### WORK TO BE COMPLETED
Reproduce the records below in full and exactly, without their images.

Collection entries
————

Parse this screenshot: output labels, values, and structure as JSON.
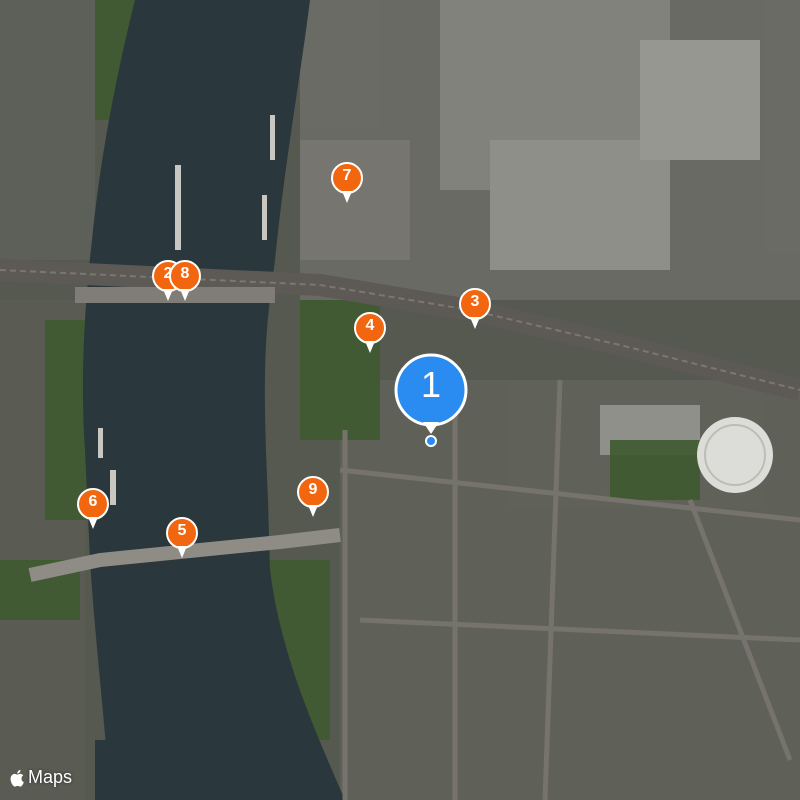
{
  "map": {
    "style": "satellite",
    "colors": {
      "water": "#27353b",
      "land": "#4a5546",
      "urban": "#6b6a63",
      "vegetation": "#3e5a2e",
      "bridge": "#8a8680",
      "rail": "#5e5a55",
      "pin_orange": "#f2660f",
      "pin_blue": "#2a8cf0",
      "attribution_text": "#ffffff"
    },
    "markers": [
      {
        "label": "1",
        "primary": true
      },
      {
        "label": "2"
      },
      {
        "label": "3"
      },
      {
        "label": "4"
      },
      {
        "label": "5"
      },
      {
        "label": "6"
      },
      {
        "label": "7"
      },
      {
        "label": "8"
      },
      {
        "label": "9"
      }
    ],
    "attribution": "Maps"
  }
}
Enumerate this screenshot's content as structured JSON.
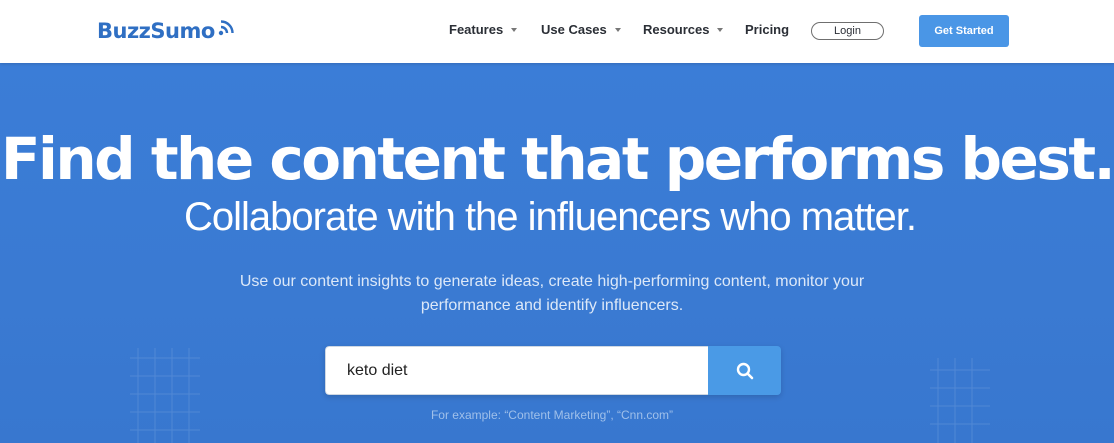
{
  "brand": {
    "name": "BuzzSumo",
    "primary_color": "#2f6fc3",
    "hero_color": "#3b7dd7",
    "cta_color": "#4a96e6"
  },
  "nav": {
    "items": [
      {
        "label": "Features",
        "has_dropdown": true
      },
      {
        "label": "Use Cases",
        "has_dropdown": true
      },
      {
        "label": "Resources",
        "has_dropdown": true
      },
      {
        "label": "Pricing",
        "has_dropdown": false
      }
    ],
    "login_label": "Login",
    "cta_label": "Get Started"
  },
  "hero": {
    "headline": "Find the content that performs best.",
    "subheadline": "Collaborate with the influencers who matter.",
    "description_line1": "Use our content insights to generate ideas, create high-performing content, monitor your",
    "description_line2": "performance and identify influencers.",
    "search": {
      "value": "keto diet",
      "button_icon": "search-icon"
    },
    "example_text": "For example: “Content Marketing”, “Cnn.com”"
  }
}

————

### RESULT OF THE TASK
Parse this screenshot: output labels, values, and structure as JSON.
{
  "map": {
    "style": "satellite",
    "colors": {
      "water": "#27353b",
      "land": "#4a5546",
      "urban": "#6b6a63",
      "vegetation": "#3e5a2e",
      "bridge": "#8a8680",
      "rail": "#5e5a55",
      "pin_orange": "#f2660f",
      "pin_blue": "#2a8cf0",
      "attribution_text": "#ffffff"
    },
    "markers": [
      {
        "label": "1",
        "primary": true
      },
      {
        "label": "2"
      },
      {
        "label": "3"
      },
      {
        "label": "4"
      },
      {
        "label": "5"
      },
      {
        "label": "6"
      },
      {
        "label": "7"
      },
      {
        "label": "8"
      },
      {
        "label": "9"
      }
    ],
    "attribution": "Maps"
  }
}
Enumerate this screenshot's content as structured JSON.
{
  "brand": {
    "name": "BuzzSumo",
    "primary_color": "#2f6fc3",
    "hero_color": "#3b7dd7",
    "cta_color": "#4a96e6"
  },
  "nav": {
    "items": [
      {
        "label": "Features",
        "has_dropdown": true
      },
      {
        "label": "Use Cases",
        "has_dropdown": true
      },
      {
        "label": "Resources",
        "has_dropdown": true
      },
      {
        "label": "Pricing",
        "has_dropdown": false
      }
    ],
    "login_label": "Login",
    "cta_label": "Get Started"
  },
  "hero": {
    "headline": "Find the content that performs best.",
    "subheadline": "Collaborate with the influencers who matter.",
    "description_line1": "Use our content insights to generate ideas, create high-performing content, monitor your",
    "description_line2": "performance and identify influencers.",
    "search": {
      "value": "keto diet",
      "button_icon": "search-icon"
    },
    "example_text": "For example: “Content Marketing”, “Cnn.com”"
  }
}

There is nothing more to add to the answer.